• PROMPT: Could you write out every record below exactly, leaving out any pictures?

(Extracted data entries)
=-=-=
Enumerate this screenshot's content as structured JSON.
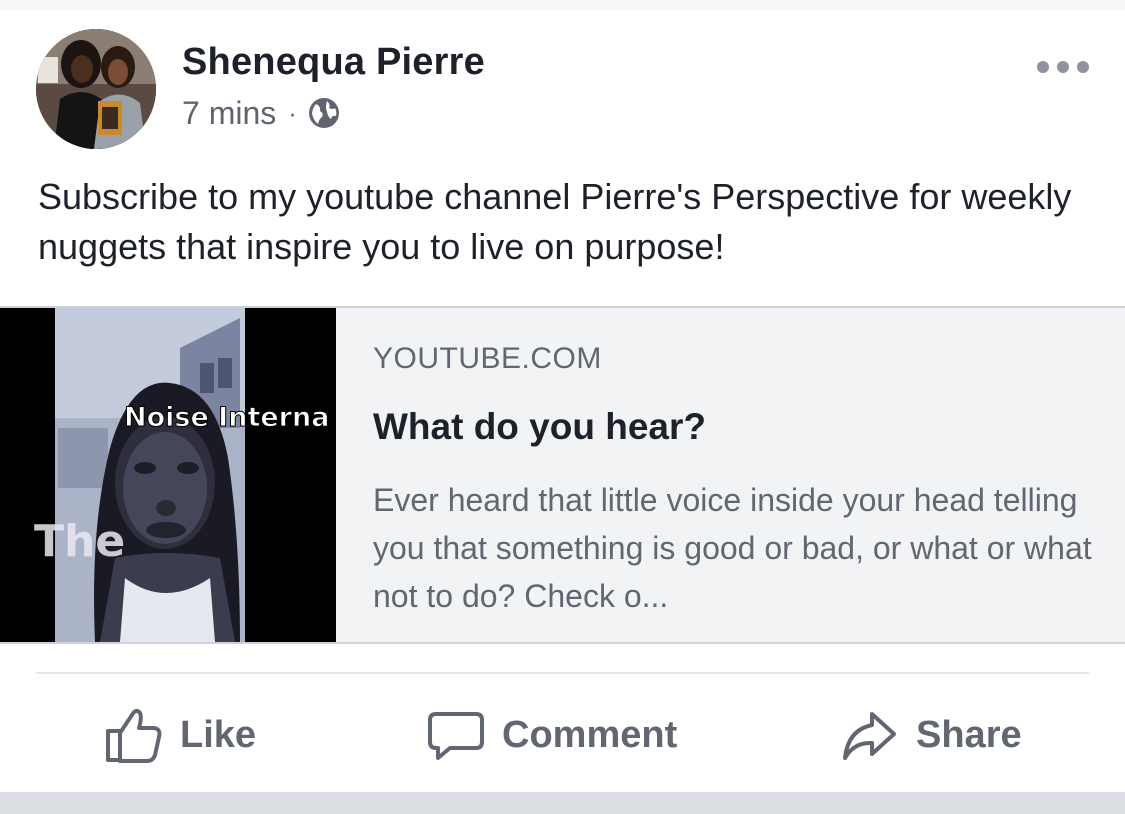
{
  "post": {
    "author": "Shenequa Pierre",
    "timestamp": "7 mins",
    "separator": "·",
    "privacy_icon": "globe-icon",
    "more_icon": "more-options-icon",
    "text": "Subscribe to my youtube channel Pierre's Perspective for weekly nuggets that inspire you to live on purpose!"
  },
  "link_preview": {
    "thumbnail_overlay": [
      "Noise Interna",
      "The"
    ],
    "domain": "YOUTUBE.COM",
    "title": "What do you hear?",
    "description": "Ever heard that little voice inside your head telling you that something is good or bad, or what or what not to do? Check o..."
  },
  "actions": {
    "like_label": "Like",
    "comment_label": "Comment",
    "share_label": "Share",
    "icons": [
      "thumbs-up-icon",
      "comment-bubble-icon",
      "share-arrow-icon"
    ]
  },
  "colors": {
    "text_primary": "#1d2129",
    "text_secondary": "#606770",
    "card_background": "#f2f3f5"
  }
}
=-=-=
• COMPLETED TASK:
Enumerate this screenshot's content as structured JSON.
{
  "post": {
    "author": "Shenequa Pierre",
    "timestamp": "7 mins",
    "separator": "·",
    "privacy_icon": "globe-icon",
    "more_icon": "more-options-icon",
    "text": "Subscribe to my youtube channel Pierre's Perspective for weekly nuggets that inspire you to live on purpose!"
  },
  "link_preview": {
    "thumbnail_overlay": [
      "Noise Interna",
      "The"
    ],
    "domain": "YOUTUBE.COM",
    "title": "What do you hear?",
    "description": "Ever heard that little voice inside your head telling you that something is good or bad, or what or what not to do? Check o..."
  },
  "actions": {
    "like_label": "Like",
    "comment_label": "Comment",
    "share_label": "Share",
    "icons": [
      "thumbs-up-icon",
      "comment-bubble-icon",
      "share-arrow-icon"
    ]
  },
  "colors": {
    "text_primary": "#1d2129",
    "text_secondary": "#606770",
    "card_background": "#f2f3f5"
  }
}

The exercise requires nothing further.